■ Requirements:
Would you transcribe all of the data exactly, down to the last character?

(Excerpt from a dataset)
....

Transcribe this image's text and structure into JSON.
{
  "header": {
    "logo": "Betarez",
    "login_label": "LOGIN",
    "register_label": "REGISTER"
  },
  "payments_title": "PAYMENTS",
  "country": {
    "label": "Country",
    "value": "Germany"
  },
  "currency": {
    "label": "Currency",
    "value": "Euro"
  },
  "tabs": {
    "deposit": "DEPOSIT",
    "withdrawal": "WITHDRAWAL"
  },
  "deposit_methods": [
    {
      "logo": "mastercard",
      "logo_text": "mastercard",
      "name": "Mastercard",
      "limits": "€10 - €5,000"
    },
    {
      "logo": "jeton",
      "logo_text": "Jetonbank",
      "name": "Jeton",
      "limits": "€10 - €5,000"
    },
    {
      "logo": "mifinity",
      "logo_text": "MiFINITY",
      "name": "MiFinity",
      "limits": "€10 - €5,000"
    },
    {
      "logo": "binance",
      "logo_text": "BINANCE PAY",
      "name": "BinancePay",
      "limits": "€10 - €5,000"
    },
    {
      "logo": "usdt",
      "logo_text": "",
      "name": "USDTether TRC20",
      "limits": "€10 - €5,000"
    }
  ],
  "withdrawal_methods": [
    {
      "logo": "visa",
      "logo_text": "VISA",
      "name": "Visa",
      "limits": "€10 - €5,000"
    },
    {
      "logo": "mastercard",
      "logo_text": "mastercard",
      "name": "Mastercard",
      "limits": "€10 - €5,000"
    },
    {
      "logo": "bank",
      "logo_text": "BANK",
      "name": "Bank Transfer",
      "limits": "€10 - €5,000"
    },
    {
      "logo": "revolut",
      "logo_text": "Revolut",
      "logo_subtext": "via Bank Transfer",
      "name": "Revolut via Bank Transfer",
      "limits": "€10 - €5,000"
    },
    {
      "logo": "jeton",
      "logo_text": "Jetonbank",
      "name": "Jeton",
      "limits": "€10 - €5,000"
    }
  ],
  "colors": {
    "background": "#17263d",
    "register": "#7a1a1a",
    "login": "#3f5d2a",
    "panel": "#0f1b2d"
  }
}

....

■ Exercise result:
Transcribe this image's text and structure into JSON.
{
  "header": {
    "logo": "Betarez",
    "login_label": "LOGIN",
    "register_label": "REGISTER"
  },
  "payments_title": "PAYMENTS",
  "country": {
    "label": "Country",
    "value": "Germany"
  },
  "currency": {
    "label": "Currency",
    "value": "Euro"
  },
  "tabs": {
    "deposit": "DEPOSIT",
    "withdrawal": "WITHDRAWAL"
  },
  "deposit_methods": [
    {
      "logo": "mastercard",
      "logo_text": "mastercard",
      "name": "Mastercard",
      "limits": "€10 - €5,000"
    },
    {
      "logo": "jeton",
      "logo_text": "Jetonbank",
      "name": "Jeton",
      "limits": "€10 - €5,000"
    },
    {
      "logo": "mifinity",
      "logo_text": "MiFINITY",
      "name": "MiFinity",
      "limits": "€10 - €5,000"
    },
    {
      "logo": "binance",
      "logo_text": "BINANCE PAY",
      "name": "BinancePay",
      "limits": "€10 - €5,000"
    },
    {
      "logo": "usdt",
      "logo_text": "",
      "name": "USDTether TRC20",
      "limits": "€10 - €5,000"
    }
  ],
  "withdrawal_methods": [
    {
      "logo": "visa",
      "logo_text": "VISA",
      "name": "Visa",
      "limits": "€10 - €5,000"
    },
    {
      "logo": "mastercard",
      "logo_text": "mastercard",
      "name": "Mastercard",
      "limits": "€10 - €5,000"
    },
    {
      "logo": "bank",
      "logo_text": "BANK",
      "name": "Bank Transfer",
      "limits": "€10 - €5,000"
    },
    {
      "logo": "revolut",
      "logo_text": "Revolut",
      "logo_subtext": "via Bank Transfer",
      "name": "Revolut via Bank Transfer",
      "limits": "€10 - €5,000"
    },
    {
      "logo": "jeton",
      "logo_text": "Jetonbank",
      "name": "Jeton",
      "limits": "€10 - €5,000"
    }
  ],
  "colors": {
    "background": "#17263d",
    "register": "#7a1a1a",
    "login": "#3f5d2a",
    "panel": "#0f1b2d"
  }
}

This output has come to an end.